次の記録から「block」という文字列を含む行をすべて集め、書き写してください。
—————
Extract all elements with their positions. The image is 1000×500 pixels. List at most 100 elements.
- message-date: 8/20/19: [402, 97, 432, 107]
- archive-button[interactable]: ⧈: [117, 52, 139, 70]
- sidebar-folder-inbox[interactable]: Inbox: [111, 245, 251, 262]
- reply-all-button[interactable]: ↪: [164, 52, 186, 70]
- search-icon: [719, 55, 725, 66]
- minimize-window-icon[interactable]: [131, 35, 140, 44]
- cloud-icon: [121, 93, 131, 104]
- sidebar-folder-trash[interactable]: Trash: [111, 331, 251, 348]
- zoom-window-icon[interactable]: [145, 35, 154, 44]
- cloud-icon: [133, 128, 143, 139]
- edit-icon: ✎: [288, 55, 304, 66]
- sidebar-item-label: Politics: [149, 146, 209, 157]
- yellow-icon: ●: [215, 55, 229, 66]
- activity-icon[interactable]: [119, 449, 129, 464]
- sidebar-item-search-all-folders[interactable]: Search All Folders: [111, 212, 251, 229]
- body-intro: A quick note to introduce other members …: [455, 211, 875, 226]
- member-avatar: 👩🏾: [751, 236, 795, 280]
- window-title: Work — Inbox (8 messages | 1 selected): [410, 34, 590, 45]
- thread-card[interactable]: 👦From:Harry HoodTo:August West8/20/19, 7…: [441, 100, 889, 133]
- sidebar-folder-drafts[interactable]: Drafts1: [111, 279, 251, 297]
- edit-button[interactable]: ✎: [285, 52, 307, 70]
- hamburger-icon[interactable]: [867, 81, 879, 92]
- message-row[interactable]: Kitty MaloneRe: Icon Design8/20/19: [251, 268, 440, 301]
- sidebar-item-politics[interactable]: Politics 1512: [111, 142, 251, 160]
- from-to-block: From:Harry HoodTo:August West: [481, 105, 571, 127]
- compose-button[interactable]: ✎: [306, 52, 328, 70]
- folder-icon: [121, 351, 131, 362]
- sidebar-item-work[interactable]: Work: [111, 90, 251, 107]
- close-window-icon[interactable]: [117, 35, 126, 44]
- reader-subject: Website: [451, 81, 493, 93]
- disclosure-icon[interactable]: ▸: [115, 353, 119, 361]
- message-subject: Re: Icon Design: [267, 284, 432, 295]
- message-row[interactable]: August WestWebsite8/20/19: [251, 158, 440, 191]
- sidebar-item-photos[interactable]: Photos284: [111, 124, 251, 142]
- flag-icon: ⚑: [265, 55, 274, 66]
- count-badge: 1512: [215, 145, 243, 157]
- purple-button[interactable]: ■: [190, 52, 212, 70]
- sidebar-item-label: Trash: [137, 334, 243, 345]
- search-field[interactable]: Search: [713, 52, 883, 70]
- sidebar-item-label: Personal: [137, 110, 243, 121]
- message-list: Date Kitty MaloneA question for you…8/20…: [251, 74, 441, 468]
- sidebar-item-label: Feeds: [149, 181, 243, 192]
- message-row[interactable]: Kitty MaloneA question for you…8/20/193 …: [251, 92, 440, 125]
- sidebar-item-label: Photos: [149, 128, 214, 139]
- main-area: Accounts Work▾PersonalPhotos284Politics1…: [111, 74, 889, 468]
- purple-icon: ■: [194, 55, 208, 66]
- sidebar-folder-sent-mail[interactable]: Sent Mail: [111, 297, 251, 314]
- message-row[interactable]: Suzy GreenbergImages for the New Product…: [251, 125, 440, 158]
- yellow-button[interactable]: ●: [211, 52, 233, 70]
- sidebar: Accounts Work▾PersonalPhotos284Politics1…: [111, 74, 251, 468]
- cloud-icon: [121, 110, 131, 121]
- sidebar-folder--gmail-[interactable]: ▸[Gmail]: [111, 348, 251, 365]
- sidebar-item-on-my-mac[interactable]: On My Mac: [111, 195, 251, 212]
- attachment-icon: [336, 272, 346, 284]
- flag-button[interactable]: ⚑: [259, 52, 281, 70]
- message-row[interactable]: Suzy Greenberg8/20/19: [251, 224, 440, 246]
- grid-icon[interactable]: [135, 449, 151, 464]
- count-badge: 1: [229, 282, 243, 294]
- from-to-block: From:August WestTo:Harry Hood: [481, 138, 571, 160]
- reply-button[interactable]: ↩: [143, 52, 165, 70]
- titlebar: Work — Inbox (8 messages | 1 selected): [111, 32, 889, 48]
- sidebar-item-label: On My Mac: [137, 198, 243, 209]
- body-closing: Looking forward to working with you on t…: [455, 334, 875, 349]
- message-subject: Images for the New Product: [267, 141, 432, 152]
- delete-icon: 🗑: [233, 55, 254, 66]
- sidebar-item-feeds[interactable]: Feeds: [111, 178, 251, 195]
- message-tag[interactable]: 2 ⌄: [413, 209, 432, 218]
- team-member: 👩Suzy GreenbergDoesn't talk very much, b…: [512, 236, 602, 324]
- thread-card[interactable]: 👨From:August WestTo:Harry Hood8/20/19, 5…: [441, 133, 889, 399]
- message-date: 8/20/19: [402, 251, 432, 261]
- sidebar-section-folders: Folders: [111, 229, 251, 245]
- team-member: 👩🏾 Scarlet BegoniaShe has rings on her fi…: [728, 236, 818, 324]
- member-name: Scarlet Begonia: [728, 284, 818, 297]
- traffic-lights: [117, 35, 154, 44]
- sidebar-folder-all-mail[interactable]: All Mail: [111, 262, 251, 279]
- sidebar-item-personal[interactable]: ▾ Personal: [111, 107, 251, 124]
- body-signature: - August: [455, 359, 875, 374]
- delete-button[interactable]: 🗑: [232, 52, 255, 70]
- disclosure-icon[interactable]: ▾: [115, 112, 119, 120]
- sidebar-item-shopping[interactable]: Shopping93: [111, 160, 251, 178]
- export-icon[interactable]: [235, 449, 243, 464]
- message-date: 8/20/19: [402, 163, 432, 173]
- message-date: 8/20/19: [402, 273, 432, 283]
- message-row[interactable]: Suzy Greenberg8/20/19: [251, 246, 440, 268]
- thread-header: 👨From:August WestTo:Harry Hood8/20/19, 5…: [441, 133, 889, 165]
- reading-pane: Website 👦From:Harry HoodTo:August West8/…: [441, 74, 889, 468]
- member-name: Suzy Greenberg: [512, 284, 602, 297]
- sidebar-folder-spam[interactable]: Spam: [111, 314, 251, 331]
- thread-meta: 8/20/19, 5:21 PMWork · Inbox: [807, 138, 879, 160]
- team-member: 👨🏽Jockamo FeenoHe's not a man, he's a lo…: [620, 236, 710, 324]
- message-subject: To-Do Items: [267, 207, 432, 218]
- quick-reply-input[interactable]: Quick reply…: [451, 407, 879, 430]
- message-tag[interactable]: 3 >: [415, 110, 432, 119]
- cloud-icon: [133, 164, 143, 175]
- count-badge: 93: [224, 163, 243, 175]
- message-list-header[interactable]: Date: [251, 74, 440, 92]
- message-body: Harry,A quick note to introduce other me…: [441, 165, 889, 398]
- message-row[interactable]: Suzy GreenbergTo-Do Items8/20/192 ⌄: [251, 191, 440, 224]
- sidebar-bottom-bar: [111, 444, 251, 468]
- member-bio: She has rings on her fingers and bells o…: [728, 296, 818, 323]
—————
> [回答全文]
- from-to-block: From:Harry HoodTo:August West: [481, 105, 571, 127]
- from-to-block: From:August WestTo:Harry Hood: [481, 138, 571, 160]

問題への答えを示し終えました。